> **STATED TASK**
Transcribe every record that appears below, exactly and in full.

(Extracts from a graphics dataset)
================================
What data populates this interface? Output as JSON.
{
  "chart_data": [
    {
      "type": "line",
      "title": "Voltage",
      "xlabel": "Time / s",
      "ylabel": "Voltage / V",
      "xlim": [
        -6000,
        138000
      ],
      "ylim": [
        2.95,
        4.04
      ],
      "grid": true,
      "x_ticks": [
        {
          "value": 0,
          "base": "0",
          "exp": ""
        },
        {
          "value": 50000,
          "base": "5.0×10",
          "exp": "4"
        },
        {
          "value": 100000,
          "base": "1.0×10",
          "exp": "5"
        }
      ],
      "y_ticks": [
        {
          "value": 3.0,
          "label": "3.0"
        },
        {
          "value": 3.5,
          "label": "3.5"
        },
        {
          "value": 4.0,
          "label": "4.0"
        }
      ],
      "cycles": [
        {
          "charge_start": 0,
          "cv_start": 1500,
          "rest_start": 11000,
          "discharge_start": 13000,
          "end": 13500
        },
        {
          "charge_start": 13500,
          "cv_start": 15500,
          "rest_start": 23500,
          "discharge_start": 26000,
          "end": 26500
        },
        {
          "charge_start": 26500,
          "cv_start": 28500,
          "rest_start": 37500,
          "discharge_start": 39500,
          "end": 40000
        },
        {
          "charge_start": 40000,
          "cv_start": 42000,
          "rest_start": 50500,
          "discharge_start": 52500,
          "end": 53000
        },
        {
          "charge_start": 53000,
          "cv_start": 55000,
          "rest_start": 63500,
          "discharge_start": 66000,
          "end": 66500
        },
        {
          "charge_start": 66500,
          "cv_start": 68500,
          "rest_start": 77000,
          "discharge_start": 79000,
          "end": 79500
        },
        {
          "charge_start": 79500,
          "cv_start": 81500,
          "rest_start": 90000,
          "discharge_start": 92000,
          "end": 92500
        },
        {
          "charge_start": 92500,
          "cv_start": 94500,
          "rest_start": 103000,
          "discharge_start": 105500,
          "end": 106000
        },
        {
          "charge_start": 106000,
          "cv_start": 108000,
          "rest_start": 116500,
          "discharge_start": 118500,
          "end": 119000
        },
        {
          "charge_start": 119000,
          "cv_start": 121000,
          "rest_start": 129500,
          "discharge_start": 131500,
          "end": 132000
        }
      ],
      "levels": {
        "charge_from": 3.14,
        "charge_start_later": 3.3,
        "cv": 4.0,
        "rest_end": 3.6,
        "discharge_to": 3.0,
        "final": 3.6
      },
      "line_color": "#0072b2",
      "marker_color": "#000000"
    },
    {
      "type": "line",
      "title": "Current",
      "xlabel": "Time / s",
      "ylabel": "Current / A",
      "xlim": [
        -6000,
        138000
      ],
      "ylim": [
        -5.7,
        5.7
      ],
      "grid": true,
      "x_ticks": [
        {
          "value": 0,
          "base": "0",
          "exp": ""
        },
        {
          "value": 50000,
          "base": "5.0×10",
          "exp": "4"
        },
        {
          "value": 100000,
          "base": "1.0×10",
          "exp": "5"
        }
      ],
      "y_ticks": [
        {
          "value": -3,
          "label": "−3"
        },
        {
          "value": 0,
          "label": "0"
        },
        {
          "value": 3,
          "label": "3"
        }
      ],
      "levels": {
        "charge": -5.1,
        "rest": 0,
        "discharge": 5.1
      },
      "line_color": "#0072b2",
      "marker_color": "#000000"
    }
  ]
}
================================
> **TASK SOLUTION**
What data populates this interface? Output as JSON.
{
  "chart_data": [
    {
      "type": "line",
      "title": "Voltage",
      "xlabel": "Time / s",
      "ylabel": "Voltage / V",
      "xlim": [
        -6000,
        138000
      ],
      "ylim": [
        2.95,
        4.04
      ],
      "grid": true,
      "x_ticks": [
        {
          "value": 0,
          "base": "0",
          "exp": ""
        },
        {
          "value": 50000,
          "base": "5.0×10",
          "exp": "4"
        },
        {
          "value": 100000,
          "base": "1.0×10",
          "exp": "5"
        }
      ],
      "y_ticks": [
        {
          "value": 3.0,
          "label": "3.0"
        },
        {
          "value": 3.5,
          "label": "3.5"
        },
        {
          "value": 4.0,
          "label": "4.0"
        }
      ],
      "cycles": [
        {
          "charge_start": 0,
          "cv_start": 1500,
          "rest_start": 11000,
          "discharge_start": 13000,
          "end": 13500
        },
        {
          "charge_start": 13500,
          "cv_start": 15500,
          "rest_start": 23500,
          "discharge_start": 26000,
          "end": 26500
        },
        {
          "charge_start": 26500,
          "cv_start": 28500,
          "rest_start": 37500,
          "discharge_start": 39500,
          "end": 40000
        },
        {
          "charge_start": 40000,
          "cv_start": 42000,
          "rest_start": 50500,
          "discharge_start": 52500,
          "end": 53000
        },
        {
          "charge_start": 53000,
          "cv_start": 55000,
          "rest_start": 63500,
          "discharge_start": 66000,
          "end": 66500
        },
        {
          "charge_start": 66500,
          "cv_start": 68500,
          "rest_start": 77000,
          "discharge_start": 79000,
          "end": 79500
        },
        {
          "charge_start": 79500,
          "cv_start": 81500,
          "rest_start": 90000,
          "discharge_start": 92000,
          "end": 92500
        },
        {
          "charge_start": 92500,
          "cv_start": 94500,
          "rest_start": 103000,
          "discharge_start": 105500,
          "end": 106000
        },
        {
          "charge_start": 106000,
          "cv_start": 108000,
          "rest_start": 116500,
          "discharge_start": 118500,
          "end": 119000
        },
        {
          "charge_start": 119000,
          "cv_start": 121000,
          "rest_start": 129500,
          "discharge_start": 131500,
          "end": 132000
        }
      ],
      "levels": {
        "charge_from": 3.14,
        "charge_start_later": 3.3,
        "cv": 4.0,
        "rest_end": 3.6,
        "discharge_to": 3.0,
        "final": 3.6
      },
      "line_color": "#0072b2",
      "marker_color": "#000000"
    },
    {
      "type": "line",
      "title": "Current",
      "xlabel": "Time / s",
      "ylabel": "Current / A",
      "xlim": [
        -6000,
        138000
      ],
      "ylim": [
        -5.7,
        5.7
      ],
      "grid": true,
      "x_ticks": [
        {
          "value": 0,
          "base": "0",
          "exp": ""
        },
        {
          "value": 50000,
          "base": "5.0×10",
          "exp": "4"
        },
        {
          "value": 100000,
          "base": "1.0×10",
          "exp": "5"
        }
      ],
      "y_ticks": [
        {
          "value": -3,
          "label": "−3"
        },
        {
          "value": 0,
          "label": "0"
        },
        {
          "value": 3,
          "label": "3"
        }
      ],
      "levels": {
        "charge": -5.1,
        "rest": 0,
        "discharge": 5.1
      },
      "line_color": "#0072b2",
      "marker_color": "#000000"
    }
  ]
}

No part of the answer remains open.